Repeat the material below word for word and leave out all pictures.
-- start --
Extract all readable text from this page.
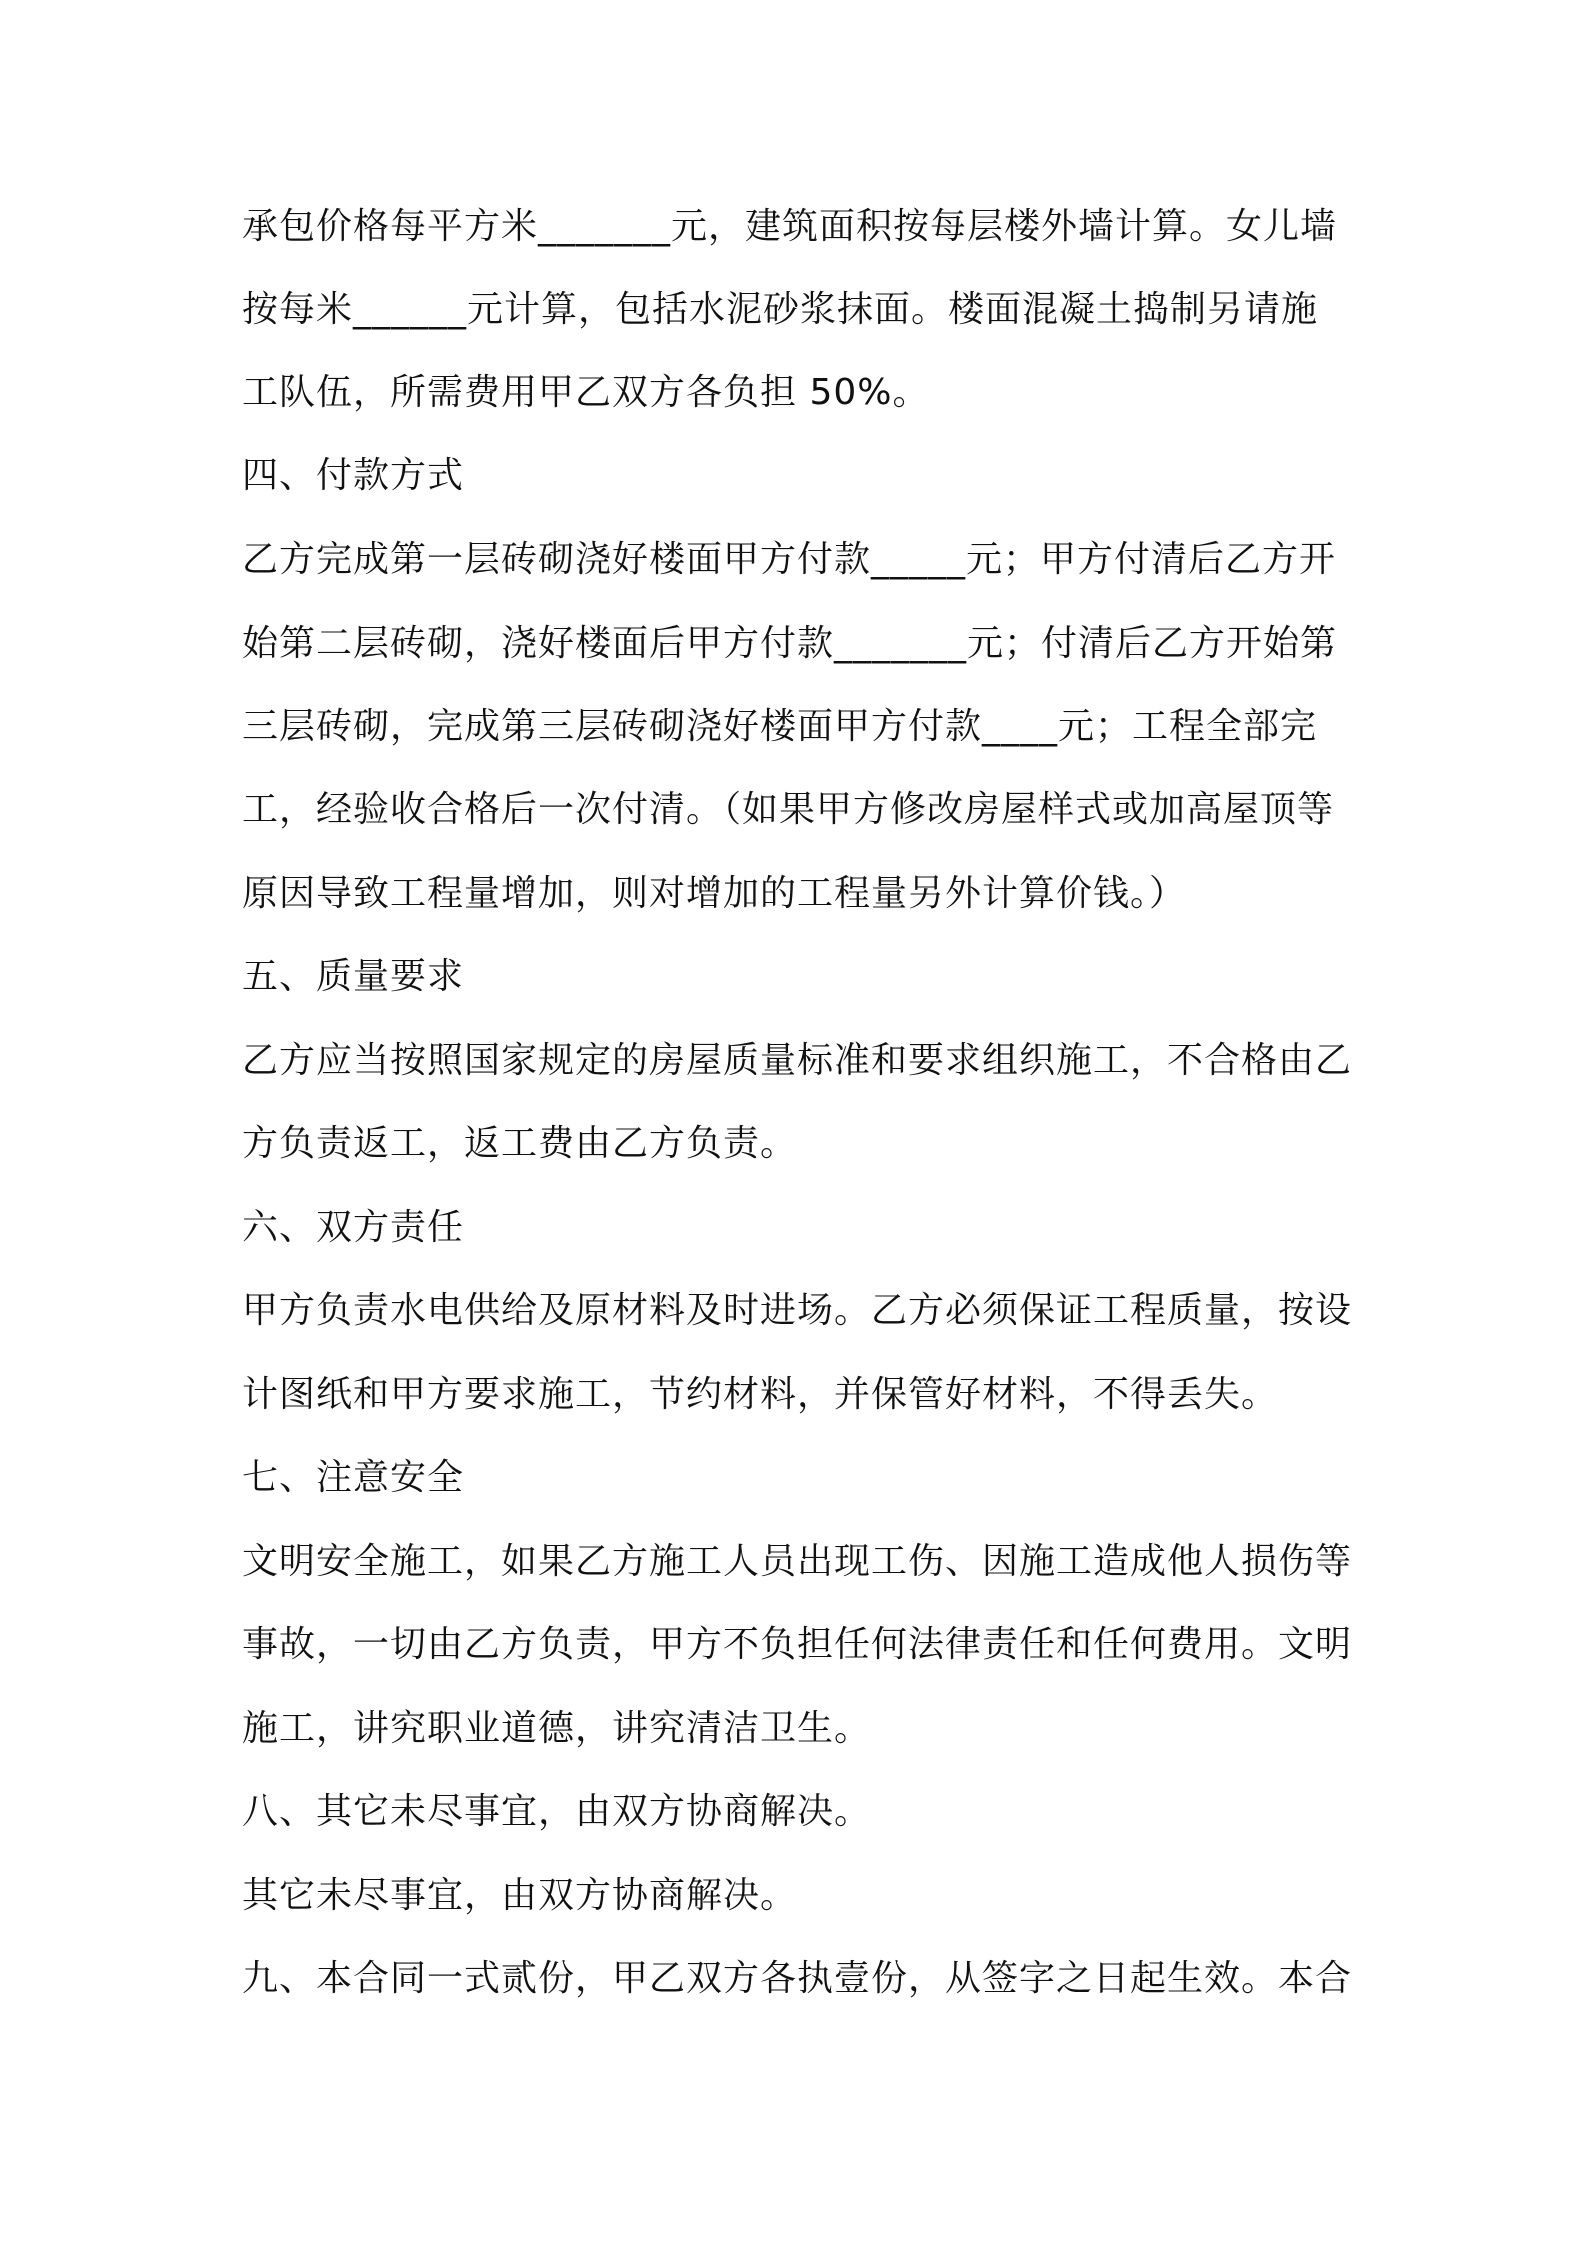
承包价格每平方米_______元，建筑面积按每层楼外墙计算。女儿墙
按每米______元计算，包括水泥砂浆抹面。楼面混凝土捣制另请施
工队伍，所需费用甲乙双方各负担 50%。
四、付款方式
乙方完成第一层砖砌浇好楼面甲方付款_____元；甲方付清后乙方开
始第二层砖砌，浇好楼面后甲方付款_______元；付清后乙方开始第
三层砖砌，完成第三层砖砌浇好楼面甲方付款____元；工程全部完
工，经验收合格后一次付清。（如果甲方修改房屋样式或加高屋顶等
原因导致工程量增加，则对增加的工程量另外计算价钱。）
五、质量要求
乙方应当按照国家规定的房屋质量标准和要求组织施工，不合格由乙
方负责返工，返工费由乙方负责。
六、双方责任
甲方负责水电供给及原材料及时进场。乙方必须保证工程质量，按设
计图纸和甲方要求施工，节约材料，并保管好材料，不得丢失。
七、注意安全
文明安全施工，如果乙方施工人员出现工伤、因施工造成他人损伤等
事故，一切由乙方负责，甲方不负担任何法律责任和任何费用。文明
施工，讲究职业道德，讲究清洁卫生。
八、其它未尽事宜，由双方协商解决。
其它未尽事宜，由双方协商解决。
九、本合同一式贰份，甲乙双方各执壹份，从签字之日起生效。本合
-- end --
Response to this task:
Extract all readable text from this page.
承包价格每平方米_______元，建筑面积按每层楼外墙计算。女儿墙
按每米______元计算，包括水泥砂浆抹面。楼面混凝土捣制另请施
工队伍，所需费用甲乙双方各负担 50%。
四、付款方式
乙方完成第一层砖砌浇好楼面甲方付款_____元；甲方付清后乙方开
始第二层砖砌，浇好楼面后甲方付款_______元；付清后乙方开始第
三层砖砌，完成第三层砖砌浇好楼面甲方付款____元；工程全部完
工，经验收合格后一次付清。（如果甲方修改房屋样式或加高屋顶等
原因导致工程量增加，则对增加的工程量另外计算价钱。）
五、质量要求
乙方应当按照国家规定的房屋质量标准和要求组织施工，不合格由乙
方负责返工，返工费由乙方负责。
六、双方责任
甲方负责水电供给及原材料及时进场。乙方必须保证工程质量，按设
计图纸和甲方要求施工，节约材料，并保管好材料，不得丢失。
七、注意安全
文明安全施工，如果乙方施工人员出现工伤、因施工造成他人损伤等
事故，一切由乙方负责，甲方不负担任何法律责任和任何费用。文明
施工，讲究职业道德，讲究清洁卫生。
八、其它未尽事宜，由双方协商解决。
其它未尽事宜，由双方协商解决。
九、本合同一式贰份，甲乙双方各执壹份，从签字之日起生效。本合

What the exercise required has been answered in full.